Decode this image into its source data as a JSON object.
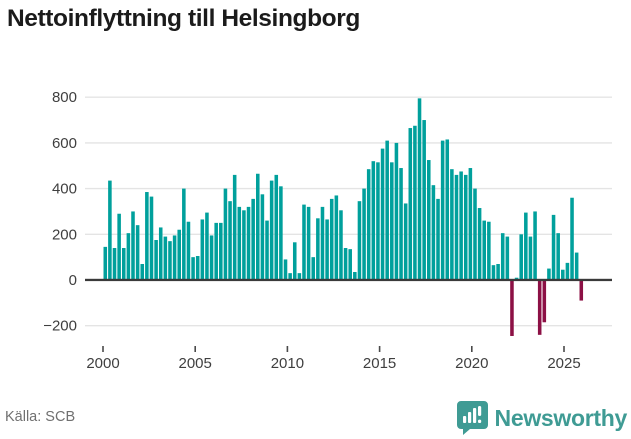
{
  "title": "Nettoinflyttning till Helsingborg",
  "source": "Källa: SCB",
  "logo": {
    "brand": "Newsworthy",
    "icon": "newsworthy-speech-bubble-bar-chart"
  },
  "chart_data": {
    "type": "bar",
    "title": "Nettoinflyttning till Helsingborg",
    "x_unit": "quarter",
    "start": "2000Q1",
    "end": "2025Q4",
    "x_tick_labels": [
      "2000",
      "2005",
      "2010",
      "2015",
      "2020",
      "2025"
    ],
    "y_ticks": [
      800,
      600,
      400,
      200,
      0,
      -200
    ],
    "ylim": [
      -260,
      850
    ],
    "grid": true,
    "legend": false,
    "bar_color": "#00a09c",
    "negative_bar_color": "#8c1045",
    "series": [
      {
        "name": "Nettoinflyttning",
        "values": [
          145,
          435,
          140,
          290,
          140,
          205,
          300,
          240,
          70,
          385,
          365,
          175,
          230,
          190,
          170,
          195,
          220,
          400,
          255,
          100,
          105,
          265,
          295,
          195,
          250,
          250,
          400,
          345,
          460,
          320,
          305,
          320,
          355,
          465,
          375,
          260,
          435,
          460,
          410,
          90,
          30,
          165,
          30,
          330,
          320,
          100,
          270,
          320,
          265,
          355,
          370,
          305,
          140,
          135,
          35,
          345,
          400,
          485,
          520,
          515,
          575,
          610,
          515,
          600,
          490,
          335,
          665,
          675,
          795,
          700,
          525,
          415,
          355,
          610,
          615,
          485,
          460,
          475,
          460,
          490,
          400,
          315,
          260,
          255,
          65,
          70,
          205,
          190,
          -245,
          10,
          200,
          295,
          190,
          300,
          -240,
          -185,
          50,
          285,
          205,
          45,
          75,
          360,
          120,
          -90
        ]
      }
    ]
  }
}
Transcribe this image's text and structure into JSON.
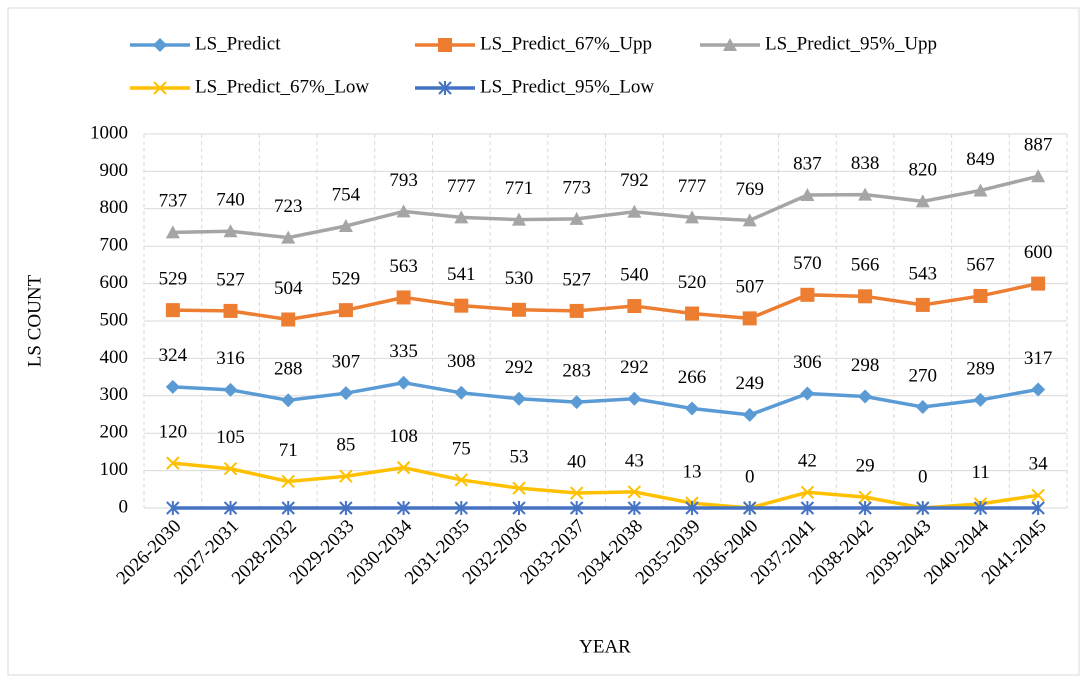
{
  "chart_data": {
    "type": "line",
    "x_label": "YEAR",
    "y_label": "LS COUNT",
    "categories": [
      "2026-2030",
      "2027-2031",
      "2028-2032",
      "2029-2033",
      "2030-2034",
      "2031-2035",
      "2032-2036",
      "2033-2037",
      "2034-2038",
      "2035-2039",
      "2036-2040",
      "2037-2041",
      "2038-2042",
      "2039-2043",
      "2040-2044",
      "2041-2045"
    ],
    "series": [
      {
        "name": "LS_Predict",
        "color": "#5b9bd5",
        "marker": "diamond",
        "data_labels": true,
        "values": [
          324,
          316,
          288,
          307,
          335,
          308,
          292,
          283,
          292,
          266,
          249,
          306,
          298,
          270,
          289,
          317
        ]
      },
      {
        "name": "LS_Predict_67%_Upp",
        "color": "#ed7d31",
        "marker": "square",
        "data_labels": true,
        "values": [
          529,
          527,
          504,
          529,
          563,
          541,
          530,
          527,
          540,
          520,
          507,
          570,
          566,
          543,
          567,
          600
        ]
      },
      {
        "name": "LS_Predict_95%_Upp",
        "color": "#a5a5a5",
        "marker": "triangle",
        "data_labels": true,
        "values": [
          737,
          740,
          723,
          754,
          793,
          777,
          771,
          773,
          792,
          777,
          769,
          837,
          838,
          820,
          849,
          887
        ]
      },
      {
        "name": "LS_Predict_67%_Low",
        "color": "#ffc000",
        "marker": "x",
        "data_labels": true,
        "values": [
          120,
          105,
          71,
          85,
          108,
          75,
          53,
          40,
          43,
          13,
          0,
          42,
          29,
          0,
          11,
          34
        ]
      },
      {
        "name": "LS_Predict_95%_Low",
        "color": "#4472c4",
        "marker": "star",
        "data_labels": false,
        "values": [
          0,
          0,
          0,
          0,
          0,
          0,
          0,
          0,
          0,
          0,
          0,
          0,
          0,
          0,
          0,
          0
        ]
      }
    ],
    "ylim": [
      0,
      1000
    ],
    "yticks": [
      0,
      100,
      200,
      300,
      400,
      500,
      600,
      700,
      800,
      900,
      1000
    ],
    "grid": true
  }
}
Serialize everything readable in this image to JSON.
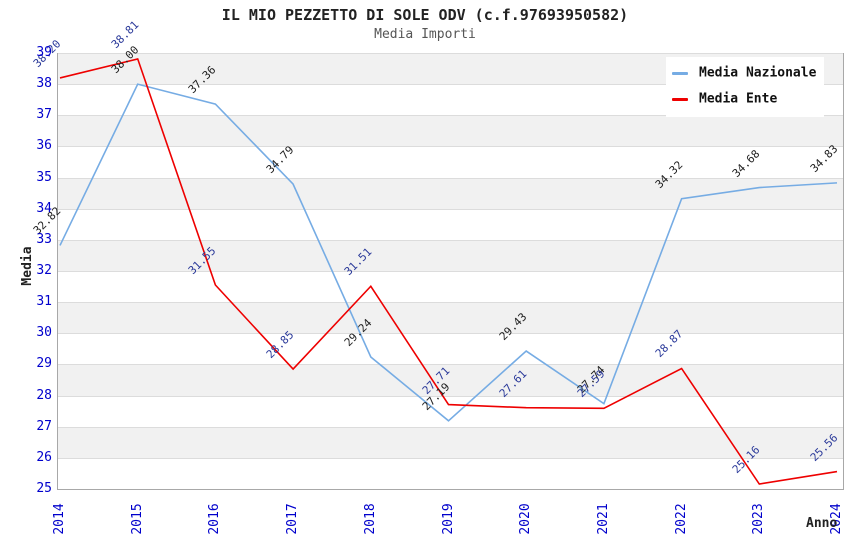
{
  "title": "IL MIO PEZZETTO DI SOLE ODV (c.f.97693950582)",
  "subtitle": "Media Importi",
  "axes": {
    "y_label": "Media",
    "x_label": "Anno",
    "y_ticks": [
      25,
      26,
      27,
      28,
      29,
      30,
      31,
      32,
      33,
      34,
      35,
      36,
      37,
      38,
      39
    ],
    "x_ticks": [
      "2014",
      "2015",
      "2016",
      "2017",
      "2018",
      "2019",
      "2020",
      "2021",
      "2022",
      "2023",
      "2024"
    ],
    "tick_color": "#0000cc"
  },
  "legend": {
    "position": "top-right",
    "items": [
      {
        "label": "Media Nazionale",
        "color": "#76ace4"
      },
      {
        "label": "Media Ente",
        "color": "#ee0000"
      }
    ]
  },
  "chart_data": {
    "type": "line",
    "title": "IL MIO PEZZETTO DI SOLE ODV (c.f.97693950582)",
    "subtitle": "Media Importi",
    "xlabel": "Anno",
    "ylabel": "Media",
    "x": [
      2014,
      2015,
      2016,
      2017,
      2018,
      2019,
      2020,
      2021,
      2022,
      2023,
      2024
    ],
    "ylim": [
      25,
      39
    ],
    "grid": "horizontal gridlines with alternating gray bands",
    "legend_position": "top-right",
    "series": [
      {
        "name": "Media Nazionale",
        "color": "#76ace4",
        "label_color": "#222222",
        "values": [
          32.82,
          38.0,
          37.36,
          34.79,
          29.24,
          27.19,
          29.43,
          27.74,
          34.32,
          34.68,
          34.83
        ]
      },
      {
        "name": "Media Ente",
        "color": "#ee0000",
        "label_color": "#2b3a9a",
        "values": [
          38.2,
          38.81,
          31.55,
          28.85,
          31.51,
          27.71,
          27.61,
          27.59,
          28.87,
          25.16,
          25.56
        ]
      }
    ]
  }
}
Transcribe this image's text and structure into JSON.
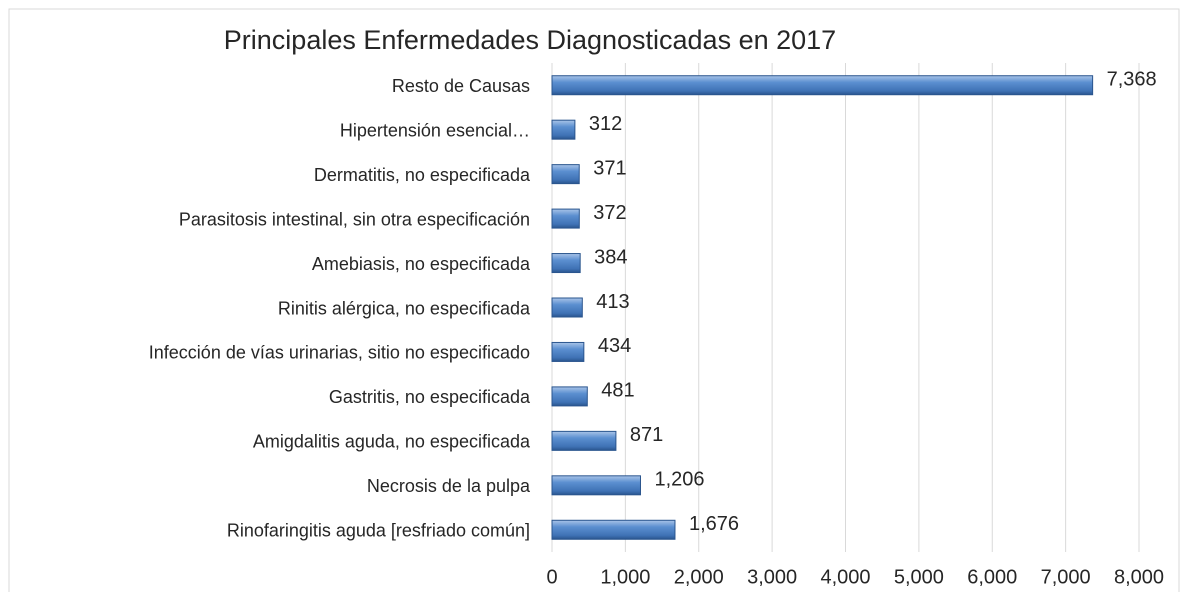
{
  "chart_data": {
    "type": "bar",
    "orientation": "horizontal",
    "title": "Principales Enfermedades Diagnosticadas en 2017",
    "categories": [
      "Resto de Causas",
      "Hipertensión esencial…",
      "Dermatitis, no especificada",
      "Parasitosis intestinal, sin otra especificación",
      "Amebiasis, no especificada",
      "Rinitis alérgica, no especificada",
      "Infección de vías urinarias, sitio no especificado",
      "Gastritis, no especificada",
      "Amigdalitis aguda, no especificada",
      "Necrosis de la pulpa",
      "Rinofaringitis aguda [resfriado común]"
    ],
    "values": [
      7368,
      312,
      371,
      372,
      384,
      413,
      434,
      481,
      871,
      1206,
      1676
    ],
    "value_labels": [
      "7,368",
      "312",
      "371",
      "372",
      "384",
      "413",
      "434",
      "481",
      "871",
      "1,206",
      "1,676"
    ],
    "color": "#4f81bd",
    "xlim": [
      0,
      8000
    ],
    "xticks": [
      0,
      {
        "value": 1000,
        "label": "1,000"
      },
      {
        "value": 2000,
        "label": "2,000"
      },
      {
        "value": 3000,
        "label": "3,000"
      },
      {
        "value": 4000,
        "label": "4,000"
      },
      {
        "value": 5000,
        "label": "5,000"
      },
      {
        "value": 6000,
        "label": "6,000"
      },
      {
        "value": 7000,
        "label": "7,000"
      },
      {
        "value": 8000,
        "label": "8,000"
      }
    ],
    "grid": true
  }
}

+++++

Pull out each line of the entries that contains "Media".

  "subtitle": "Media Importi",
    "y_label": "Media",
        "label": "Media Nazionale",
        "label": "Media Ente",
    "subtitle": "Media Importi",
    "ylabel": "Media",
        "name": "Media Nazionale",
        "name": "Media Ente",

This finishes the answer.